- **Extracted records**:
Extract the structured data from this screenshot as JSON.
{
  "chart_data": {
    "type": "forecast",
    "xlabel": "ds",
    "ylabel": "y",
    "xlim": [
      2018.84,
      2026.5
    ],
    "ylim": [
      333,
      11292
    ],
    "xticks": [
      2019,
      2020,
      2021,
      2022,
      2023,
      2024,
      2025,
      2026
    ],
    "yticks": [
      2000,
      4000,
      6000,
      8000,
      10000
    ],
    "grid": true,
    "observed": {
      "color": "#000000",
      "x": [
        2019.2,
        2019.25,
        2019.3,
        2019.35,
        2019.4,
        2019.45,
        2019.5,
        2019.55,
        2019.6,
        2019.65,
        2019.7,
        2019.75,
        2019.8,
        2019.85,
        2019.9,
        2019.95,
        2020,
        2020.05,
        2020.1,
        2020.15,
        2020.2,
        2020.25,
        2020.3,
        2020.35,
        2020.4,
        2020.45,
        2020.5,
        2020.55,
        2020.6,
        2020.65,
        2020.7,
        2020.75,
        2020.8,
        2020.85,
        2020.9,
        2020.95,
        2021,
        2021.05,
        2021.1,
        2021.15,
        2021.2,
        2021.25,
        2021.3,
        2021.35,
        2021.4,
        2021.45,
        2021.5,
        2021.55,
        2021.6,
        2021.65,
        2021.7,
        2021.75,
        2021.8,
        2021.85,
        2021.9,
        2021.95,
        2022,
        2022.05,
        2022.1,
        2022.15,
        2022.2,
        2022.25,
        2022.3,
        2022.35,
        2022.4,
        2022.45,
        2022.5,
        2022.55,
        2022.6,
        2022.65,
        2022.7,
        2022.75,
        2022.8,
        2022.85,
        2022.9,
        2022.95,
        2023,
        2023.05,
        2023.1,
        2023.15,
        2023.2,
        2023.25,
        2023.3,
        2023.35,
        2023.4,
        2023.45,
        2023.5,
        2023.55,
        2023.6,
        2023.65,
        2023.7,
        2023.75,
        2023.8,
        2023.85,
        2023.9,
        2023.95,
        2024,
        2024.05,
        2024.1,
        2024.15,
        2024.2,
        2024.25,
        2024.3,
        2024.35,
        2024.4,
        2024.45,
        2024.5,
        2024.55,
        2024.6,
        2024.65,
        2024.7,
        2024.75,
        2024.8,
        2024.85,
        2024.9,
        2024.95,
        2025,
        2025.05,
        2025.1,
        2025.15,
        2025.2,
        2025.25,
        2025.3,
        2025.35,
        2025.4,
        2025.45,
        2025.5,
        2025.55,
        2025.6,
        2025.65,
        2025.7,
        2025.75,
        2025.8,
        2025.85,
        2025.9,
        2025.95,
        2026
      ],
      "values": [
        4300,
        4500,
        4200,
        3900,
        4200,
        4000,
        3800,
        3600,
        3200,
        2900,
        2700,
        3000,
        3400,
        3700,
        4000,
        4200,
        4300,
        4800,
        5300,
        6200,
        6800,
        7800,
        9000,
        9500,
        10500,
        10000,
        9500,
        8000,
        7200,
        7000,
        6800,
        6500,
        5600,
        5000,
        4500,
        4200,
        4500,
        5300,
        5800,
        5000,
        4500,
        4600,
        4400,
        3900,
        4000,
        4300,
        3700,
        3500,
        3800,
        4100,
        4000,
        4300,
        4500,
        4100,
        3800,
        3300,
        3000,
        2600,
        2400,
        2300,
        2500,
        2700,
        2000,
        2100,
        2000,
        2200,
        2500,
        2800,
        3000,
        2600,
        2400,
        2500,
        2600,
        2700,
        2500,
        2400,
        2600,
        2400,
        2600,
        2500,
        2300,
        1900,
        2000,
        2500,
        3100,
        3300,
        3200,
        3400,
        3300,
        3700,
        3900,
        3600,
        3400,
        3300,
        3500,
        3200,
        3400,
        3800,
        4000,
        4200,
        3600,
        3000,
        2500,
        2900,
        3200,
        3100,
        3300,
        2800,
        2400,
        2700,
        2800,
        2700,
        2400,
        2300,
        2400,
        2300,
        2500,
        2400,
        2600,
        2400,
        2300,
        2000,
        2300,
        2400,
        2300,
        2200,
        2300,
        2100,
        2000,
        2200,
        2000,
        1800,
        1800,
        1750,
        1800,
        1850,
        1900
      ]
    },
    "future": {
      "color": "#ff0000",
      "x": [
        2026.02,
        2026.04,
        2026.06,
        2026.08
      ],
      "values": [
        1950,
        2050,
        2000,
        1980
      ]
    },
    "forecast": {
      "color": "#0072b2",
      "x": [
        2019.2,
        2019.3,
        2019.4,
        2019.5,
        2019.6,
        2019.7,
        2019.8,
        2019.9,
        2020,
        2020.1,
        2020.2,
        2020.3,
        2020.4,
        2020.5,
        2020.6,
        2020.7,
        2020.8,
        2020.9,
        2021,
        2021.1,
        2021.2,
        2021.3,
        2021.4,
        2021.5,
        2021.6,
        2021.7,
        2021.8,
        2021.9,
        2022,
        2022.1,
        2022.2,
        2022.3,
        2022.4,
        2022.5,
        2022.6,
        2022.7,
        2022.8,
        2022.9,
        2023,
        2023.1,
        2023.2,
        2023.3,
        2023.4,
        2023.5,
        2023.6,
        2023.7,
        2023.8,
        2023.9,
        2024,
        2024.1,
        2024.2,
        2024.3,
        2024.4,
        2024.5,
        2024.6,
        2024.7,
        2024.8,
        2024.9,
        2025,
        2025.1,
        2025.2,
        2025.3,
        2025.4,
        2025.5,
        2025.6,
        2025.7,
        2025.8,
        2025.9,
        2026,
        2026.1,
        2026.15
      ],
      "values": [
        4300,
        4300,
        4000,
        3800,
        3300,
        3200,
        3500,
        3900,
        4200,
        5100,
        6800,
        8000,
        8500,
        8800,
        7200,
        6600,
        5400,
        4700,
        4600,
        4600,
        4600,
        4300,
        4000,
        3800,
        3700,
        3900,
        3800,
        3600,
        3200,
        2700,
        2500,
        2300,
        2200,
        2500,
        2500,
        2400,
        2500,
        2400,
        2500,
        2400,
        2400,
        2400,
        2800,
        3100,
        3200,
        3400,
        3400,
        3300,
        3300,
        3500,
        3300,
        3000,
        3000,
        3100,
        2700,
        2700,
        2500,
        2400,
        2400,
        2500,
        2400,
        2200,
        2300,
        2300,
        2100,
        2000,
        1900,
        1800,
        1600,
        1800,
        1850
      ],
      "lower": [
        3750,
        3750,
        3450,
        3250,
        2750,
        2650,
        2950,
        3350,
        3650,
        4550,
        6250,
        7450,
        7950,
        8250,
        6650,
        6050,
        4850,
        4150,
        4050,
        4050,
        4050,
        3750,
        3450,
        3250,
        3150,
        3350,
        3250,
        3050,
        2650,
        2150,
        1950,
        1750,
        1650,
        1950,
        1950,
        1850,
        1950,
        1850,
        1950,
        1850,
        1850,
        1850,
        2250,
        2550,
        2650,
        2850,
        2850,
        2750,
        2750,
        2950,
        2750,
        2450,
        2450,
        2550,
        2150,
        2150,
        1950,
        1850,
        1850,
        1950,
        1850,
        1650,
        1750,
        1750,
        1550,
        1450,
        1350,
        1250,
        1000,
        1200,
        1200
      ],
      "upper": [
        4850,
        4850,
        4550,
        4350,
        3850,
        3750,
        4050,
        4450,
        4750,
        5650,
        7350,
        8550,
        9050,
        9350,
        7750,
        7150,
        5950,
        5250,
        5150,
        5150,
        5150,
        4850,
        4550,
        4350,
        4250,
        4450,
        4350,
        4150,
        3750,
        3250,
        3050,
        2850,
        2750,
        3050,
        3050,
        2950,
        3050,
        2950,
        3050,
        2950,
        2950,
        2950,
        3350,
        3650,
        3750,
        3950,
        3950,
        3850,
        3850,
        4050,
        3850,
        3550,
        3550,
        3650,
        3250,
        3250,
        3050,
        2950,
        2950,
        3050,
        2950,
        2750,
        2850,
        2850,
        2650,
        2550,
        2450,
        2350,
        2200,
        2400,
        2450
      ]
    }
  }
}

- **Objective**: Copy all lines in the listing above where the string "color" appears.

- **Exercise result**:
      "color": "#000000",
      "color": "#ff0000",
      "color": "#0072b2",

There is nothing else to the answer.